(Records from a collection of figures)
____

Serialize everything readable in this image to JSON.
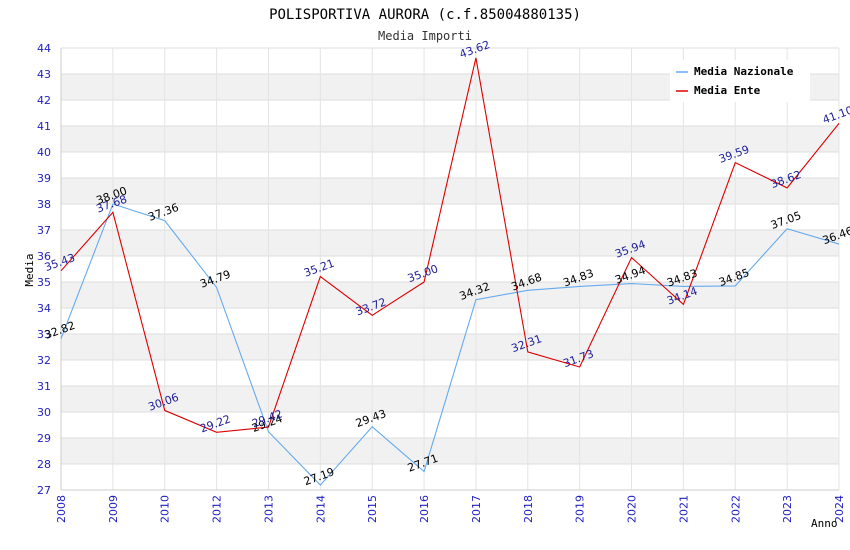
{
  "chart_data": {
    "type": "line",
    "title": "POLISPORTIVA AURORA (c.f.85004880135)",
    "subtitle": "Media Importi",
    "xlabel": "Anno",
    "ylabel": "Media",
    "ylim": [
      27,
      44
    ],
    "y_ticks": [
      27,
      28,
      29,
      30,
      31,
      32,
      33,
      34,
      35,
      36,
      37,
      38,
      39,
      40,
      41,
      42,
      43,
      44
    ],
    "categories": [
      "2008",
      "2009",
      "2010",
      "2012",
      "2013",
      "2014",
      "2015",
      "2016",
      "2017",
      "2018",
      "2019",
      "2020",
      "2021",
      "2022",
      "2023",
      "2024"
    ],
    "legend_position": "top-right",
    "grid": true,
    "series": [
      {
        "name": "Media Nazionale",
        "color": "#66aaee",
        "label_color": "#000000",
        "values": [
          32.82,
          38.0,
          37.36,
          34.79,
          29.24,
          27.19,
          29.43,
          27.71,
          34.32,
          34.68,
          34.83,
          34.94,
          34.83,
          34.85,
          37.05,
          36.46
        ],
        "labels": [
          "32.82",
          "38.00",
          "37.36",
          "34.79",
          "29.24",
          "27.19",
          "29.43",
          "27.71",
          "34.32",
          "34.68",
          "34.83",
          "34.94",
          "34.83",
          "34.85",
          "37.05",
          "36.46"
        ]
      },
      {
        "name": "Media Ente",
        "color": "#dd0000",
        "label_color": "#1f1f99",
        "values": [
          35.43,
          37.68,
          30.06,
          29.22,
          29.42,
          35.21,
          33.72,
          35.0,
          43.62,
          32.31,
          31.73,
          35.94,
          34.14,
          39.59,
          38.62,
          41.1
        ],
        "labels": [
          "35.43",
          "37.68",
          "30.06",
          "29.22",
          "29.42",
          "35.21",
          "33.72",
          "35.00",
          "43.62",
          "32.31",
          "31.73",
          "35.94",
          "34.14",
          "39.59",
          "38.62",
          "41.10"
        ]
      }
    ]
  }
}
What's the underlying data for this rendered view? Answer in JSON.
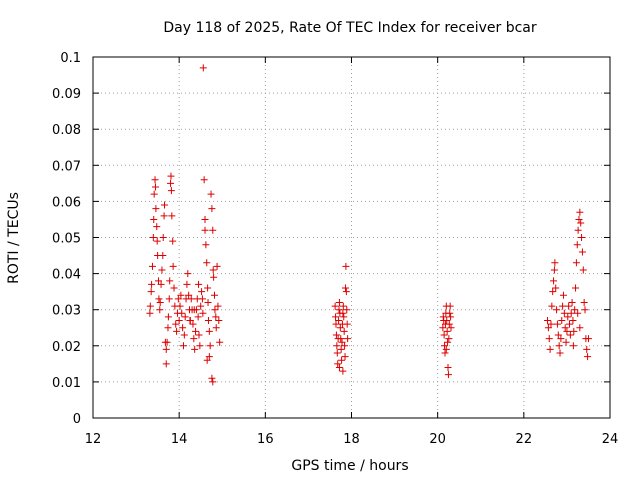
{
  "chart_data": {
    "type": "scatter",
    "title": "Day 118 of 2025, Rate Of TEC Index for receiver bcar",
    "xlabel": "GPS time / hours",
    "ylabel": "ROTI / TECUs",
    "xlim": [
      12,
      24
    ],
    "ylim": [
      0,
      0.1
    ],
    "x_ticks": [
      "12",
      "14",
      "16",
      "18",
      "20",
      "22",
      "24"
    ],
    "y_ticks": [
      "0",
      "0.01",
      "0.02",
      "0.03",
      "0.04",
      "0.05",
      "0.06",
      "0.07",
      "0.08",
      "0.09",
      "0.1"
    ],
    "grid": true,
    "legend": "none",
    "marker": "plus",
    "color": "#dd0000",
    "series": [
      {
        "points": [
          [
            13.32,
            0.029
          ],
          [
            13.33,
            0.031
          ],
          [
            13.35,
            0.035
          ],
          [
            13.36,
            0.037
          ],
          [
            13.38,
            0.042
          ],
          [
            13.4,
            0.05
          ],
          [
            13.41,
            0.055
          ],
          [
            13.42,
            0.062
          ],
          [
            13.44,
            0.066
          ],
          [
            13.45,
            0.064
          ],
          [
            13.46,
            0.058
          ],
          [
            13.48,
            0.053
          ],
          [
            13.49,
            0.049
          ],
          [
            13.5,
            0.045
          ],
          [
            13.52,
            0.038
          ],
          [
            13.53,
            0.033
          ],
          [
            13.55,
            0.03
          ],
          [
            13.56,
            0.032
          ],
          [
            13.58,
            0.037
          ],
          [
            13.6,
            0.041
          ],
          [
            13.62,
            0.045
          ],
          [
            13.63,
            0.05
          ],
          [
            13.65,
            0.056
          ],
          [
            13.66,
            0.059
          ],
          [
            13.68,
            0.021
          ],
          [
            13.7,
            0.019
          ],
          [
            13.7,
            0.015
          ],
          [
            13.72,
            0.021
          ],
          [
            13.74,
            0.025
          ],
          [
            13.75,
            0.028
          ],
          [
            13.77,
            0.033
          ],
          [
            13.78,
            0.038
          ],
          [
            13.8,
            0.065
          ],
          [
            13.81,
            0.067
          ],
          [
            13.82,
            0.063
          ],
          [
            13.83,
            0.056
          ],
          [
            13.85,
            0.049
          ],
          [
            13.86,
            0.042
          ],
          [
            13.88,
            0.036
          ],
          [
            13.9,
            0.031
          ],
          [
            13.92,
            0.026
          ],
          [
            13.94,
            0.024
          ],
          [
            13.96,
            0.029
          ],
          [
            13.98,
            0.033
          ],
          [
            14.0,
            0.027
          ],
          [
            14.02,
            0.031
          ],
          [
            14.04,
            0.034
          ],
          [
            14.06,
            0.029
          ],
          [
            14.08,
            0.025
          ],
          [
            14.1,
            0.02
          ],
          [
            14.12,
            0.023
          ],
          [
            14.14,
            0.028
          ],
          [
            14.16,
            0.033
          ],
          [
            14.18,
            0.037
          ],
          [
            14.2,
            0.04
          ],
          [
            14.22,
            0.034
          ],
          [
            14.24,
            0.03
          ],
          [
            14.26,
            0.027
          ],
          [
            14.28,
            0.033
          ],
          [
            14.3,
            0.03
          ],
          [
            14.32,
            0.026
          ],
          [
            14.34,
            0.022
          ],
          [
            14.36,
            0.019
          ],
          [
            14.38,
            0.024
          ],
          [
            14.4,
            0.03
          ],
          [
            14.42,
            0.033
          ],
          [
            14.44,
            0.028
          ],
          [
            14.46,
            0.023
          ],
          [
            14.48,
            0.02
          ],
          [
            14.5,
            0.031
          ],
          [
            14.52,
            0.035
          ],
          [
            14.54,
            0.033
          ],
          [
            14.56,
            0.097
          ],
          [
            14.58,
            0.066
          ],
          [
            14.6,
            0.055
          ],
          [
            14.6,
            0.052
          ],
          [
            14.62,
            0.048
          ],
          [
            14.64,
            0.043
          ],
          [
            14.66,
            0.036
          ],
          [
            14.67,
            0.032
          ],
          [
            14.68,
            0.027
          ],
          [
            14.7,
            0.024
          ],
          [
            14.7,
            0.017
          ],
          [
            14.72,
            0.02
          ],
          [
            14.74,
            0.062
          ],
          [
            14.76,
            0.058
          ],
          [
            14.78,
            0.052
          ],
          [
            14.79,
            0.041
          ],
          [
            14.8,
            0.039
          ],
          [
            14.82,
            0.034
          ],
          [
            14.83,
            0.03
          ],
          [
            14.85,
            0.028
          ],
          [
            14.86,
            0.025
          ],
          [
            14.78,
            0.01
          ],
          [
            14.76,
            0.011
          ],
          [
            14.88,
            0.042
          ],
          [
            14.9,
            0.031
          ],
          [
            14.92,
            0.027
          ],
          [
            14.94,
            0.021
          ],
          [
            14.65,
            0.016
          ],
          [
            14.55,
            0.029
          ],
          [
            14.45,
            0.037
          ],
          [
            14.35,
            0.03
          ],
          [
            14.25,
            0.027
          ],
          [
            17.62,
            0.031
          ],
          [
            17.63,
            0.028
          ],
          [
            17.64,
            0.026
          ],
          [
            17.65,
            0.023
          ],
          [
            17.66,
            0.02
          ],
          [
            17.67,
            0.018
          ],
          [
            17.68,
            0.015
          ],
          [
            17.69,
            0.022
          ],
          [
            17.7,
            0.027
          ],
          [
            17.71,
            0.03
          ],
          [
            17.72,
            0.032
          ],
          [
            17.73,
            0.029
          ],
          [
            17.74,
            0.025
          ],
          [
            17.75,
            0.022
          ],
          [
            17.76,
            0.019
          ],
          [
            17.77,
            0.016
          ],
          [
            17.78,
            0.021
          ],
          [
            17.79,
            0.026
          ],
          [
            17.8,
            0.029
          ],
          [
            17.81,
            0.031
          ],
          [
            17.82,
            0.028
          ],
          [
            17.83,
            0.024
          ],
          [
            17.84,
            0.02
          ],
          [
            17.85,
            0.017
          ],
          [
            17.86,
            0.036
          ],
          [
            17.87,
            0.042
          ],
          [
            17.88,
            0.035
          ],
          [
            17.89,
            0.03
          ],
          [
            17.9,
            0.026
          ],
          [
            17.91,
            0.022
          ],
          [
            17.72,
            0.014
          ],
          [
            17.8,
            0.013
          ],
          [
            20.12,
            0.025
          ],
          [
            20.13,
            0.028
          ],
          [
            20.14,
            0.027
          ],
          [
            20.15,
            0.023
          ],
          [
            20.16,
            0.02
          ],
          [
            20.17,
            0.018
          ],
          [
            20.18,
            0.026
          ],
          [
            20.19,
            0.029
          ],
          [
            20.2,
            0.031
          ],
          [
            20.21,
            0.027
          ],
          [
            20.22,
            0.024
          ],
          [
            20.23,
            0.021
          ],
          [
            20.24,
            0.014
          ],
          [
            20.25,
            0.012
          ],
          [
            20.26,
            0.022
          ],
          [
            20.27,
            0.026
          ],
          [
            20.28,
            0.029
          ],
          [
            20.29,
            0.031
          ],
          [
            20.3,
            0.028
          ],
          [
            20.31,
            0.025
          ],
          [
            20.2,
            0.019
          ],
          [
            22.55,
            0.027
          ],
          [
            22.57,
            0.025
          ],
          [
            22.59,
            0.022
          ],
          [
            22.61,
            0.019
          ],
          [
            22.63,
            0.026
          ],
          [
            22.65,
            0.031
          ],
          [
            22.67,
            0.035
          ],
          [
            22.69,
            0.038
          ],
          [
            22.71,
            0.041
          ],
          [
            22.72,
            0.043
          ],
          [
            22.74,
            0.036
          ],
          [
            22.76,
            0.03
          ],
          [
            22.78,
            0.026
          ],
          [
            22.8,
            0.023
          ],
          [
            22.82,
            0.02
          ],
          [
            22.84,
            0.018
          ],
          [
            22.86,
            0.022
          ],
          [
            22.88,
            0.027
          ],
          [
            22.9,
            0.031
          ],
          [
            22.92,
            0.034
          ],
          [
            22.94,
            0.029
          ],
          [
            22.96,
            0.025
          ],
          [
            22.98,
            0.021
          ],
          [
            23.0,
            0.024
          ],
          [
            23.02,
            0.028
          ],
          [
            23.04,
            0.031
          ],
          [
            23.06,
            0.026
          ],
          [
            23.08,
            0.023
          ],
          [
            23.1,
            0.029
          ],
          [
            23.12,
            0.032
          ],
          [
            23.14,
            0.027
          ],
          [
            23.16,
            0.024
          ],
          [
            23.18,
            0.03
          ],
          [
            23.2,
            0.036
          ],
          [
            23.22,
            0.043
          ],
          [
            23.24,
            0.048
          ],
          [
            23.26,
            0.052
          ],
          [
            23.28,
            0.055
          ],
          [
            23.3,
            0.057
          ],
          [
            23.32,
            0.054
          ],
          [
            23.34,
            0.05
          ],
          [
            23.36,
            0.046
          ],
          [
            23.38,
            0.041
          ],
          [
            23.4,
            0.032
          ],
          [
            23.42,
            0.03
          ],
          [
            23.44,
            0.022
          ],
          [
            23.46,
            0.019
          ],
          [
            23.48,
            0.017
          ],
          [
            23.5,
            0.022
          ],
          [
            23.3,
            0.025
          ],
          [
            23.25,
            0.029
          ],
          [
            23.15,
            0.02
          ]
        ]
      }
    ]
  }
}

____

• _GIVEN TASK_
Pick out all the lines with the word "JSON" in them and copy them.

• _RESULT_
Serialize everything readable in this image to JSON.
What's the underlying data for this rendered view? Answer in JSON.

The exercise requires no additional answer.